__EXERCISE AIM__
Reproduce the records exactly.

(Raw records)
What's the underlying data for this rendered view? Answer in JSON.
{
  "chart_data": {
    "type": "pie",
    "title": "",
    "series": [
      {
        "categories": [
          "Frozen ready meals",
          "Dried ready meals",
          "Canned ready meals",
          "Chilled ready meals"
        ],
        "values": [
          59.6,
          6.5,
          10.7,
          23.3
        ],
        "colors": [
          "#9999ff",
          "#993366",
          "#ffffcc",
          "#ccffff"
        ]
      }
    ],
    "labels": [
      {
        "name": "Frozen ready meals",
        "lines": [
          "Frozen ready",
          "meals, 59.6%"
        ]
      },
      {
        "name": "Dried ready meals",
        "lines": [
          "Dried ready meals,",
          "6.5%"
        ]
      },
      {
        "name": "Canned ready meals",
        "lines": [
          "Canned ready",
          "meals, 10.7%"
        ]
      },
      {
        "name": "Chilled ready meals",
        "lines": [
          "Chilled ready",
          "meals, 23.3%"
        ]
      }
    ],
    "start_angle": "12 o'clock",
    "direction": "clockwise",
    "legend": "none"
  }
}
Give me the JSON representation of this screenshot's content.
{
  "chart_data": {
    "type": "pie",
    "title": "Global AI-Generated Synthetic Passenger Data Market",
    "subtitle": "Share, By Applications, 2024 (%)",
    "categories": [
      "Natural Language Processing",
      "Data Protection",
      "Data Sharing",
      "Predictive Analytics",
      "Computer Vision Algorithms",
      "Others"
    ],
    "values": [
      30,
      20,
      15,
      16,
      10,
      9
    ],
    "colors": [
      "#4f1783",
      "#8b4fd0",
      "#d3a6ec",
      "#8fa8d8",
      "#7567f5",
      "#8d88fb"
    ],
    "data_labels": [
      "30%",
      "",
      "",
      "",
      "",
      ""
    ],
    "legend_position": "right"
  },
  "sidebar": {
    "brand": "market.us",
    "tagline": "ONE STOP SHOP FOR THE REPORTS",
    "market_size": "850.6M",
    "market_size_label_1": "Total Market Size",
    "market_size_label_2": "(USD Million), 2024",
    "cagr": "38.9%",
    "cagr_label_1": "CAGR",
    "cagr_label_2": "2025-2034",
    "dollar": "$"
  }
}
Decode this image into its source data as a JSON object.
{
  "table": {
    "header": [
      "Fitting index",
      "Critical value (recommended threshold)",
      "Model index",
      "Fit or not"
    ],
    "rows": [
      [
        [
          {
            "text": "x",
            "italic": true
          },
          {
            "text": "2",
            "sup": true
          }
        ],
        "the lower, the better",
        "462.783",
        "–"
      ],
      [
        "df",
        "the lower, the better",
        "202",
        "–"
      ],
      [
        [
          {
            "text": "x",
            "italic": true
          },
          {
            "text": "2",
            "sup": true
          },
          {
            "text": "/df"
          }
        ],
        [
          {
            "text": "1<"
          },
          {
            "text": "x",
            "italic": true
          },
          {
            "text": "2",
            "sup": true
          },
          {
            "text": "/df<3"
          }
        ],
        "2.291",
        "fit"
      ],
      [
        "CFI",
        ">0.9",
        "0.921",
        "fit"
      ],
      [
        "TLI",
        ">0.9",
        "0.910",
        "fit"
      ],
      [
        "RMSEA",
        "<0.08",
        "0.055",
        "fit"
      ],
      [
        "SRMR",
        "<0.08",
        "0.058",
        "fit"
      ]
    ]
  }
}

__RESULT BELOW__
What's the underlying data for this rendered view? Answer in JSON.
{
  "chart_data": {
    "type": "pie",
    "title": "",
    "series": [
      {
        "categories": [
          "Frozen ready meals",
          "Dried ready meals",
          "Canned ready meals",
          "Chilled ready meals"
        ],
        "values": [
          59.6,
          6.5,
          10.7,
          23.3
        ],
        "colors": [
          "#9999ff",
          "#993366",
          "#ffffcc",
          "#ccffff"
        ]
      }
    ],
    "labels": [
      {
        "name": "Frozen ready meals",
        "lines": [
          "Frozen ready",
          "meals, 59.6%"
        ]
      },
      {
        "name": "Dried ready meals",
        "lines": [
          "Dried ready meals,",
          "6.5%"
        ]
      },
      {
        "name": "Canned ready meals",
        "lines": [
          "Canned ready",
          "meals, 10.7%"
        ]
      },
      {
        "name": "Chilled ready meals",
        "lines": [
          "Chilled ready",
          "meals, 23.3%"
        ]
      }
    ],
    "start_angle": "12 o'clock",
    "direction": "clockwise",
    "legend": "none"
  }
}
Give me the JSON representation of this screenshot's content.
{
  "chart_data": {
    "type": "pie",
    "title": "Global AI-Generated Synthetic Passenger Data Market",
    "subtitle": "Share, By Applications, 2024 (%)",
    "categories": [
      "Natural Language Processing",
      "Data Protection",
      "Data Sharing",
      "Predictive Analytics",
      "Computer Vision Algorithms",
      "Others"
    ],
    "values": [
      30,
      20,
      15,
      16,
      10,
      9
    ],
    "colors": [
      "#4f1783",
      "#8b4fd0",
      "#d3a6ec",
      "#8fa8d8",
      "#7567f5",
      "#8d88fb"
    ],
    "data_labels": [
      "30%",
      "",
      "",
      "",
      "",
      ""
    ],
    "legend_position": "right"
  },
  "sidebar": {
    "brand": "market.us",
    "tagline": "ONE STOP SHOP FOR THE REPORTS",
    "market_size": "850.6M",
    "market_size_label_1": "Total Market Size",
    "market_size_label_2": "(USD Million), 2024",
    "cagr": "38.9%",
    "cagr_label_1": "CAGR",
    "cagr_label_2": "2025-2034",
    "dollar": "$"
  }
}
Decode this image into its source data as a JSON object.
{
  "table": {
    "header": [
      "Fitting index",
      "Critical value (recommended threshold)",
      "Model index",
      "Fit or not"
    ],
    "rows": [
      [
        [
          {
            "text": "x",
            "italic": true
          },
          {
            "text": "2",
            "sup": true
          }
        ],
        "the lower, the better",
        "462.783",
        "–"
      ],
      [
        "df",
        "the lower, the better",
        "202",
        "–"
      ],
      [
        [
          {
            "text": "x",
            "italic": true
          },
          {
            "text": "2",
            "sup": true
          },
          {
            "text": "/df"
          }
        ],
        [
          {
            "text": "1<"
          },
          {
            "text": "x",
            "italic": true
          },
          {
            "text": "2",
            "sup": true
          },
          {
            "text": "/df<3"
          }
        ],
        "2.291",
        "fit"
      ],
      [
        "CFI",
        ">0.9",
        "0.921",
        "fit"
      ],
      [
        "TLI",
        ">0.9",
        "0.910",
        "fit"
      ],
      [
        "RMSEA",
        "<0.08",
        "0.055",
        "fit"
      ],
      [
        "SRMR",
        "<0.08",
        "0.058",
        "fit"
      ]
    ]
  }
}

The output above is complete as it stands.